Entries taken from a collection »
● ● ●
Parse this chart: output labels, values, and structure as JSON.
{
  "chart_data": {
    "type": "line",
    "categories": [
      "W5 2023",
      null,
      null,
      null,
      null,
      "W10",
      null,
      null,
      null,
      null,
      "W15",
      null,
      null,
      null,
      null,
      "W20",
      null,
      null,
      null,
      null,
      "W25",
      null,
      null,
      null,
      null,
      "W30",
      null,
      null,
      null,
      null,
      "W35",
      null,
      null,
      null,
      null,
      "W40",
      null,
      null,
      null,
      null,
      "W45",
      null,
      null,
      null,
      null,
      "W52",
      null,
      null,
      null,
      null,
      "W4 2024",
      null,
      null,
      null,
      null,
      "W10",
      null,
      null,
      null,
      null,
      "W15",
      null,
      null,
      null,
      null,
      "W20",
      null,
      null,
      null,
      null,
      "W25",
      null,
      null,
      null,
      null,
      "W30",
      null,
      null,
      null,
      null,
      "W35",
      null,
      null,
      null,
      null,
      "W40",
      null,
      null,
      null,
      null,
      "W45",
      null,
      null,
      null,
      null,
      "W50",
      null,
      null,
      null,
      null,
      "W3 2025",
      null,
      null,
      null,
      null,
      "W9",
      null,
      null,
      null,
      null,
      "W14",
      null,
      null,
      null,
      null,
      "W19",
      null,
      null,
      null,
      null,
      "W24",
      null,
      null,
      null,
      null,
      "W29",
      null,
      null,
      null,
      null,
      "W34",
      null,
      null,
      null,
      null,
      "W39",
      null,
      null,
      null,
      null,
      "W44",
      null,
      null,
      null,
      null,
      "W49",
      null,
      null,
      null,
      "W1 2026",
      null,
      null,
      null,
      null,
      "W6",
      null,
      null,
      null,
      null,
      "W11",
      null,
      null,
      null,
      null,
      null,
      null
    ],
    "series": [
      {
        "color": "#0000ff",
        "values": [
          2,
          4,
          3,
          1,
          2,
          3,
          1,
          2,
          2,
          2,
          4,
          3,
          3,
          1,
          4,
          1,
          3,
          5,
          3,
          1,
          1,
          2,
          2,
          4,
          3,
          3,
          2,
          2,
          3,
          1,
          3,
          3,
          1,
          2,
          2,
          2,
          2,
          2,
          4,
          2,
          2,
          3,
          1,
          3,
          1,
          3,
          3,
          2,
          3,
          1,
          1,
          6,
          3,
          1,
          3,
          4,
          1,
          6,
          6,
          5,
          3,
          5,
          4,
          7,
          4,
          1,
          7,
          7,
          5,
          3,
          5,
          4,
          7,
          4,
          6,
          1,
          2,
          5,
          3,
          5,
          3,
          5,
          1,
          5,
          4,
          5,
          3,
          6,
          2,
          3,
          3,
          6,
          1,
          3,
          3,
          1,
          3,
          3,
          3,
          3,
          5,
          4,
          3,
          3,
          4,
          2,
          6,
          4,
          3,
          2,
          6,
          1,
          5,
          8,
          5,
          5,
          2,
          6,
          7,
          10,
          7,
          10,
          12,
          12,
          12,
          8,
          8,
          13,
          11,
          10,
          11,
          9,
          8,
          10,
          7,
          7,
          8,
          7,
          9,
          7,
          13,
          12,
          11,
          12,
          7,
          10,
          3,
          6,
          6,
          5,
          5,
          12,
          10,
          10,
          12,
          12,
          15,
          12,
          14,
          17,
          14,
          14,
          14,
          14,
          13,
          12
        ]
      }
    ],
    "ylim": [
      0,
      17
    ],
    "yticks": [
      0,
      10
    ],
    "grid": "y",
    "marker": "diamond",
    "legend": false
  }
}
● ● ●
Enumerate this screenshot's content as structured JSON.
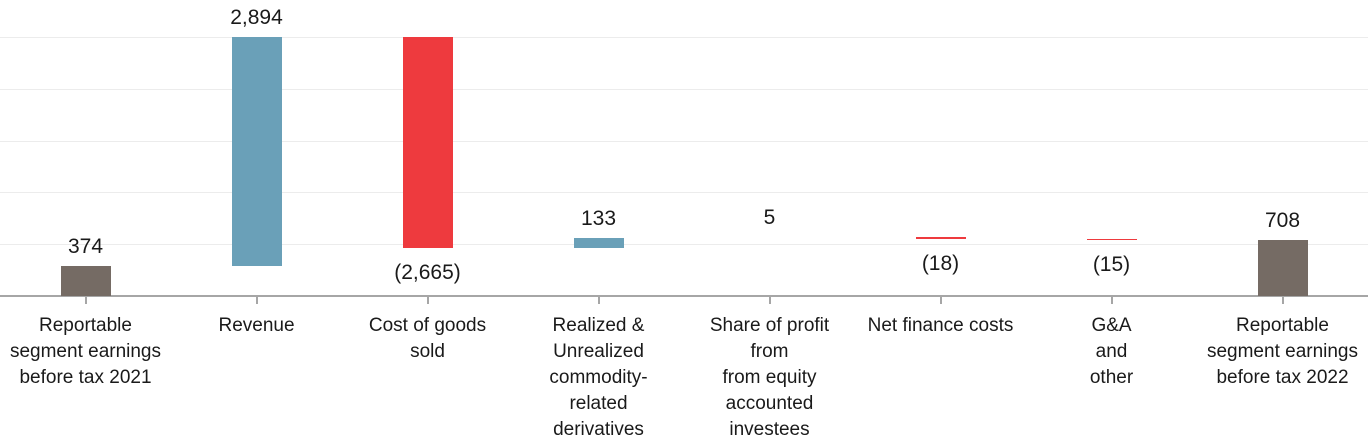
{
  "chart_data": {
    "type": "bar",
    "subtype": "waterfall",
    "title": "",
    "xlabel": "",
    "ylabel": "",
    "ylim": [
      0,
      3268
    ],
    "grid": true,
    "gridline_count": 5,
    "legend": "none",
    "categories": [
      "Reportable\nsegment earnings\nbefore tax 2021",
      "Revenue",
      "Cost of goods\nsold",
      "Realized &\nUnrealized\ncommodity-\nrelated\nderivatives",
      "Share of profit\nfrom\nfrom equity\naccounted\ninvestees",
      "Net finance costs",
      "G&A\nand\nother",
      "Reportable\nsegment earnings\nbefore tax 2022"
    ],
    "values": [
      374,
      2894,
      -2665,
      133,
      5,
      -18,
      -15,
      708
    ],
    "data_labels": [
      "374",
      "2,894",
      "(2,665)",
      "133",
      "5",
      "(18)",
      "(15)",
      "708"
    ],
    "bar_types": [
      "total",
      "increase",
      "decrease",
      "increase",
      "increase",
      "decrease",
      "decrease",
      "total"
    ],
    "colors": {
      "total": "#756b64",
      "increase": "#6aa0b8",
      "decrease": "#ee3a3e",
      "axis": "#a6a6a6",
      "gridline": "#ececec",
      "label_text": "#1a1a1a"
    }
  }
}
● ● ●
WHAT YOU ARE ASKED TO DO » Report only how many lines of the listing hold the word "earnings".

ANSWER BELOW » 2